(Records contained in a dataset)
* * *

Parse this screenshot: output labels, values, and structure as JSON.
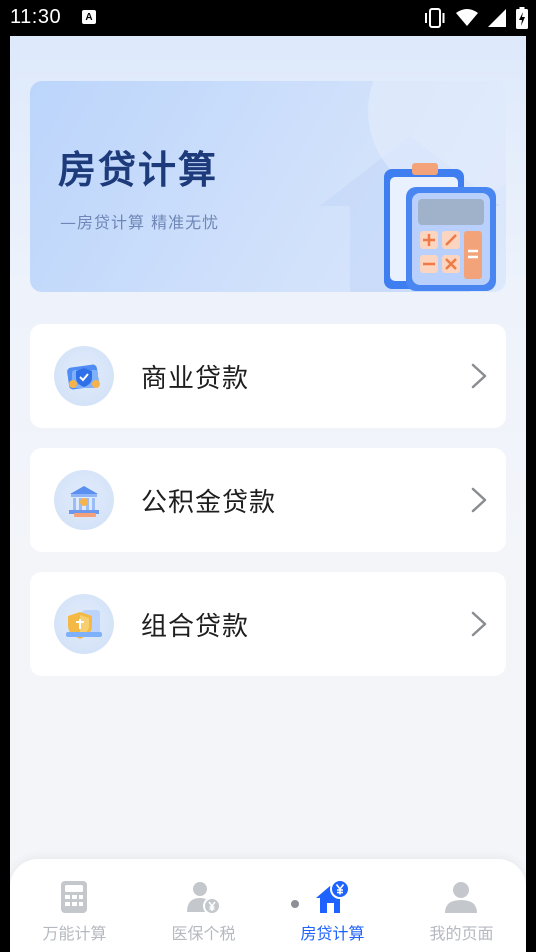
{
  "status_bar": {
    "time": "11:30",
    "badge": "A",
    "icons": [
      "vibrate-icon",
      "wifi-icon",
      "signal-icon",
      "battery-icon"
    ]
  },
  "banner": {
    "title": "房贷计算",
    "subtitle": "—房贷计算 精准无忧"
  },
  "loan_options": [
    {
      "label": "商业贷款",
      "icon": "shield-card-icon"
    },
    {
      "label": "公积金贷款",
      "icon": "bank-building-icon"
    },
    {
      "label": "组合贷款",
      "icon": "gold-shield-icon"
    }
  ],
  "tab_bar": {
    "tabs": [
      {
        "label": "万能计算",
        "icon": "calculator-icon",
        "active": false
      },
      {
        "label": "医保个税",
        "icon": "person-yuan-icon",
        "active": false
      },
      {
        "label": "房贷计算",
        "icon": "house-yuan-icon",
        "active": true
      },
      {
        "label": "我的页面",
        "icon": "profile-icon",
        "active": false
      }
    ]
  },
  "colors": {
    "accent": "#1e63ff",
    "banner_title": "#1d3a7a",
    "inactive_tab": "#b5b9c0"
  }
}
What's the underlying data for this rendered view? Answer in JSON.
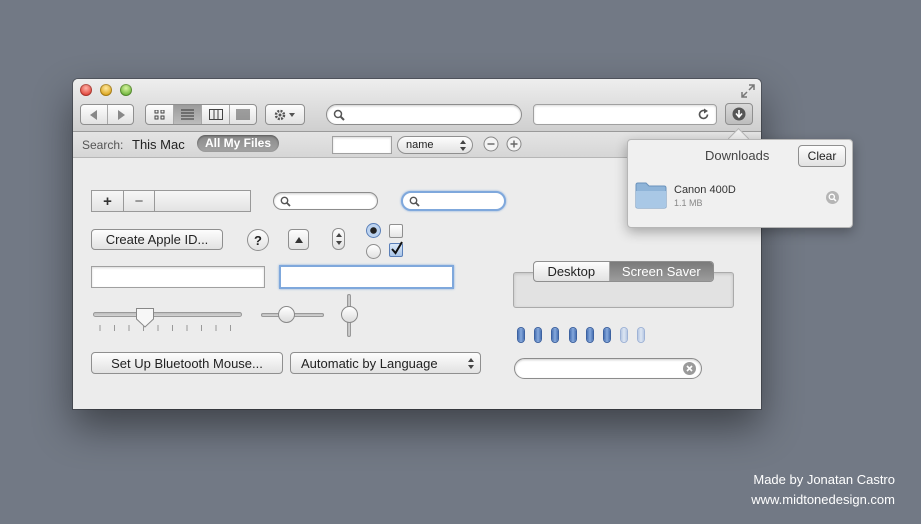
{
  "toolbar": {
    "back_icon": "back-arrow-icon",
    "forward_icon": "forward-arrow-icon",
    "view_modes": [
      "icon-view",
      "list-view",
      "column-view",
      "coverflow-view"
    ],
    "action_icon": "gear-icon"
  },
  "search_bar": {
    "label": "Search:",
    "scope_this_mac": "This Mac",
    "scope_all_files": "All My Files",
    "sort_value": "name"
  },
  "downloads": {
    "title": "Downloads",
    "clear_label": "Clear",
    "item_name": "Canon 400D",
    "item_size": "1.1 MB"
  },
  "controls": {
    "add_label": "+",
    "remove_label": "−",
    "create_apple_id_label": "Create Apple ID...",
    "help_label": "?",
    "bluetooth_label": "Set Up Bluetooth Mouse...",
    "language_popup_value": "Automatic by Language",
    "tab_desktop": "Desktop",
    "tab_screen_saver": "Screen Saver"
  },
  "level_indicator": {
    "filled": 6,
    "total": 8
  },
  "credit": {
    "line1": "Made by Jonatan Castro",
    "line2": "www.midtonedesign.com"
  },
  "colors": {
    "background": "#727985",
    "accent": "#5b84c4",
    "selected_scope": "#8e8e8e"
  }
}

* * *

* Required task: Copy out every line with the word "JSON".

* Response:
Parse this screenshot: output labels, values, and structure as JSON.
What's the underlying data for this rendered view? Answer in JSON.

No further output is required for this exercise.